**Job**
Copy out all lines that hold "system".

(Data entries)
____________

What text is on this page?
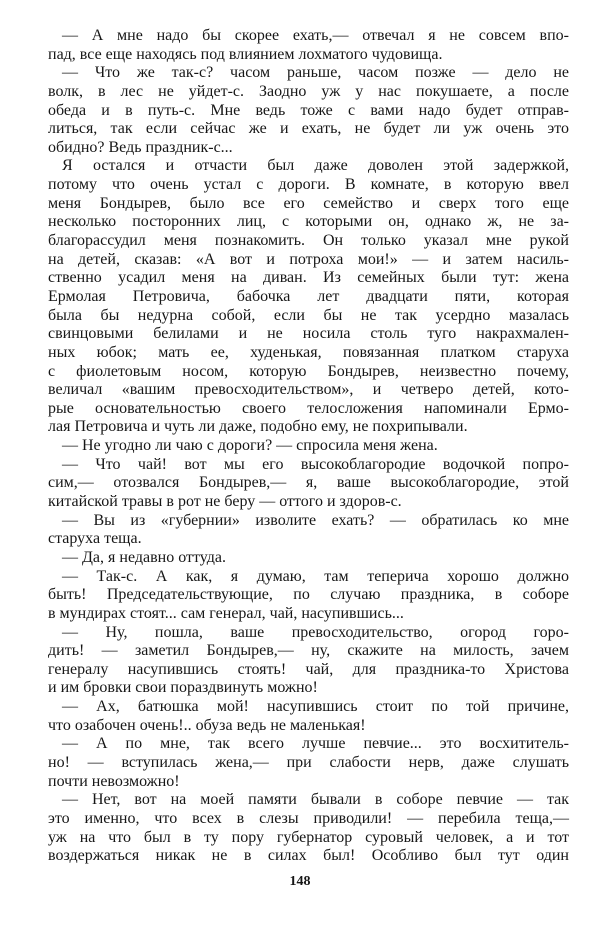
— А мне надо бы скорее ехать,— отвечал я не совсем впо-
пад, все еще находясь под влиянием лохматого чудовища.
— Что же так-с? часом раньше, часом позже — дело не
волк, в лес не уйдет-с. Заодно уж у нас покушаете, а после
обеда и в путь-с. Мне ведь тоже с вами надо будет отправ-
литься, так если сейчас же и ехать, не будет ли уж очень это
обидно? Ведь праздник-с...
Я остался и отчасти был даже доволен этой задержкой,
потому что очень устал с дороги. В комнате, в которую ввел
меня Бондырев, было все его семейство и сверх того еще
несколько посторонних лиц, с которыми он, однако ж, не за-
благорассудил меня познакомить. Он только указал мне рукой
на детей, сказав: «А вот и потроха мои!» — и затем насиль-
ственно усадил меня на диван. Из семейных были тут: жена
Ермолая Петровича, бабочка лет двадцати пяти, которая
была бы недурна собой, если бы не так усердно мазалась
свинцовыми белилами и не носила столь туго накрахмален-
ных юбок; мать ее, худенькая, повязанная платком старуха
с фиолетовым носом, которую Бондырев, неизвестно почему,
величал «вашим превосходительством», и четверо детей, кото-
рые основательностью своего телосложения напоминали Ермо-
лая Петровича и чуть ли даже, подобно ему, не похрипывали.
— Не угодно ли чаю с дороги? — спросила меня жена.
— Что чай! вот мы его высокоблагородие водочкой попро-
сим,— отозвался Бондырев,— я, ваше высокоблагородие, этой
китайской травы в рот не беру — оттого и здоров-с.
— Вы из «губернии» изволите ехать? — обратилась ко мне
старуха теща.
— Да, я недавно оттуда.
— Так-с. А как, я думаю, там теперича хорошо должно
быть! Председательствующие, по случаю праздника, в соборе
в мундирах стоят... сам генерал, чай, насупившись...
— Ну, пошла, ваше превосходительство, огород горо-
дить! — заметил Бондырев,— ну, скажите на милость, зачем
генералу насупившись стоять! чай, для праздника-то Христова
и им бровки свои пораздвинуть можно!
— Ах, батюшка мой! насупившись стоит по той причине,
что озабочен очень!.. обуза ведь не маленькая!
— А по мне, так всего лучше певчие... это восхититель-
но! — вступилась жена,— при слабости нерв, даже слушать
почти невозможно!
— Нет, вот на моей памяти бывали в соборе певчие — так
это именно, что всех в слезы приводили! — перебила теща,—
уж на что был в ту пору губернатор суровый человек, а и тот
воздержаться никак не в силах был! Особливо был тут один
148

____________

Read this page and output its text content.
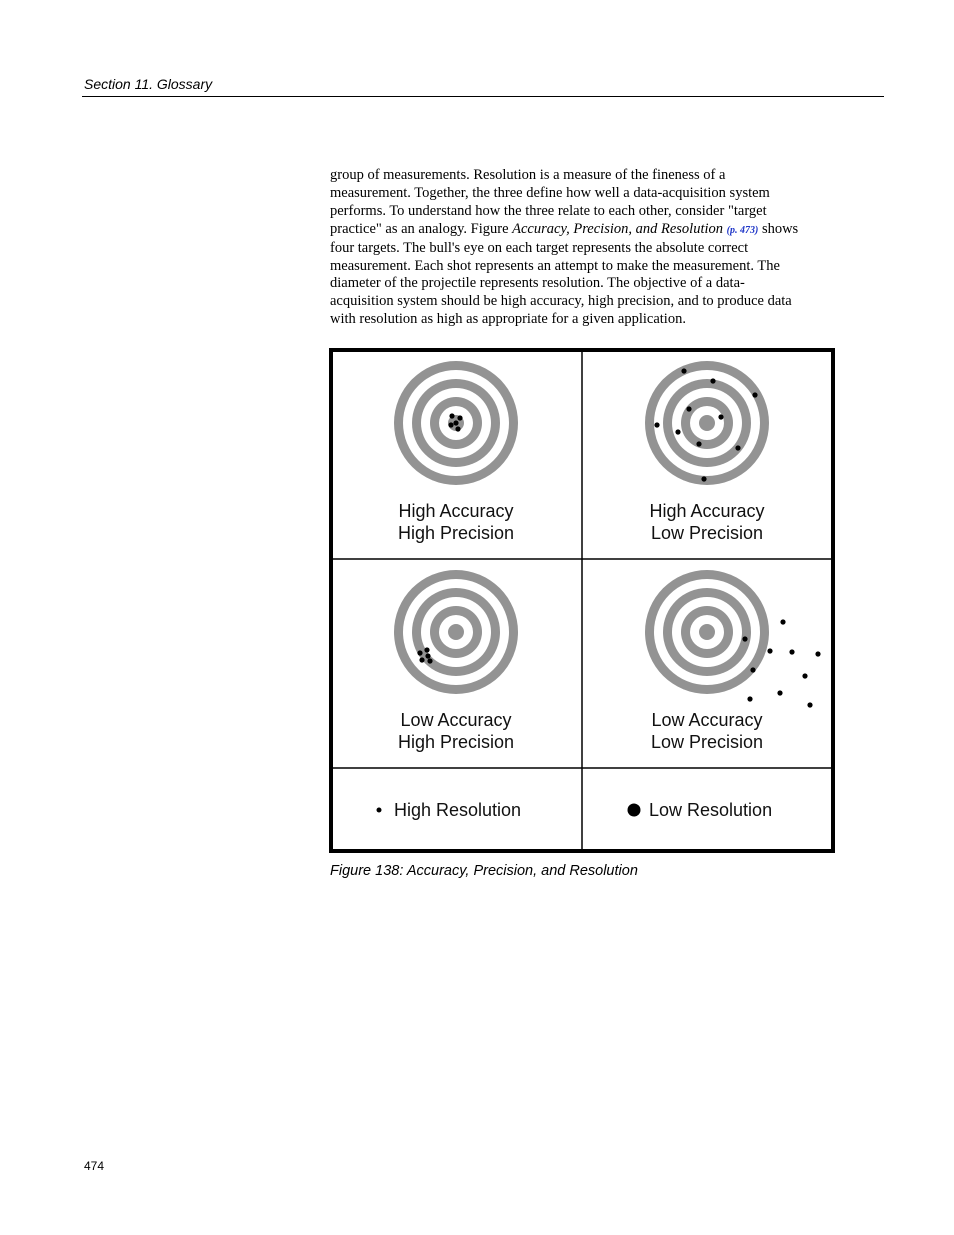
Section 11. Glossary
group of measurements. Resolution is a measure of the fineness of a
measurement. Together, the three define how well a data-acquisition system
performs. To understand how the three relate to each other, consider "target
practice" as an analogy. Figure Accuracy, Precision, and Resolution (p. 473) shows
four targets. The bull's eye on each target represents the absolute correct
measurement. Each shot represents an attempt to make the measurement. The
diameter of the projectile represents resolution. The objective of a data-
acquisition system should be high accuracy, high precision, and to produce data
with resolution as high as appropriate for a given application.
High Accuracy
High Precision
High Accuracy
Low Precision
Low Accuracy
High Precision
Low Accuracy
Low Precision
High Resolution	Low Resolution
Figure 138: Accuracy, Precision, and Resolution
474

____________

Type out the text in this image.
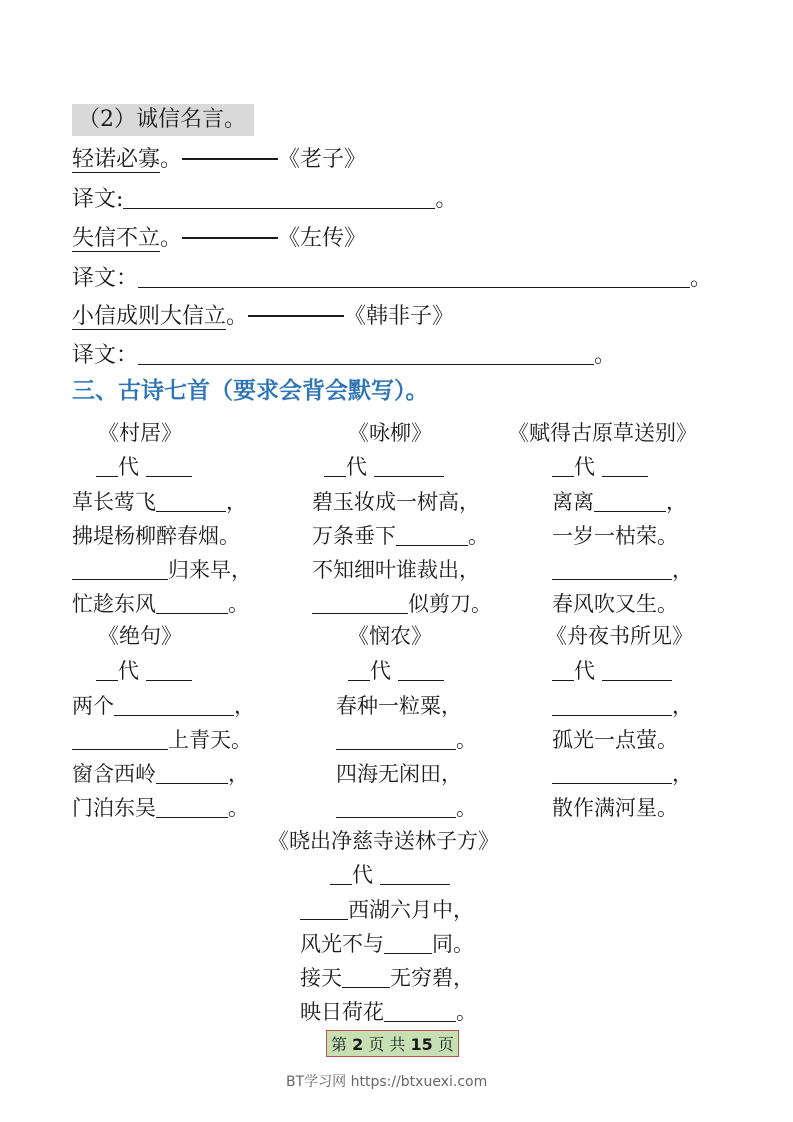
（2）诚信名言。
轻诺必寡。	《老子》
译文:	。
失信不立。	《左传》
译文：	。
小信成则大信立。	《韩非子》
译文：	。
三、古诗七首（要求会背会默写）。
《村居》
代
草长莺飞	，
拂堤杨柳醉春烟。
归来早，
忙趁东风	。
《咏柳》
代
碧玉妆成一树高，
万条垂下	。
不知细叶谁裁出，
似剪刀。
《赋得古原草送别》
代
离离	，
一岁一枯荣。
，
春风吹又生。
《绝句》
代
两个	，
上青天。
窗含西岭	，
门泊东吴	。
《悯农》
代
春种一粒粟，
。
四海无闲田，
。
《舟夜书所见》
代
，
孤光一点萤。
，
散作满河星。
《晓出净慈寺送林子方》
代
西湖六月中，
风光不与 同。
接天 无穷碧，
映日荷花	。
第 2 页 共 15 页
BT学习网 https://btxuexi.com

____________

**Answer to this problem**
measurement. Together, the three define how well a data-acquisition system
acquisition system should be high accuracy, high precision, and to produce data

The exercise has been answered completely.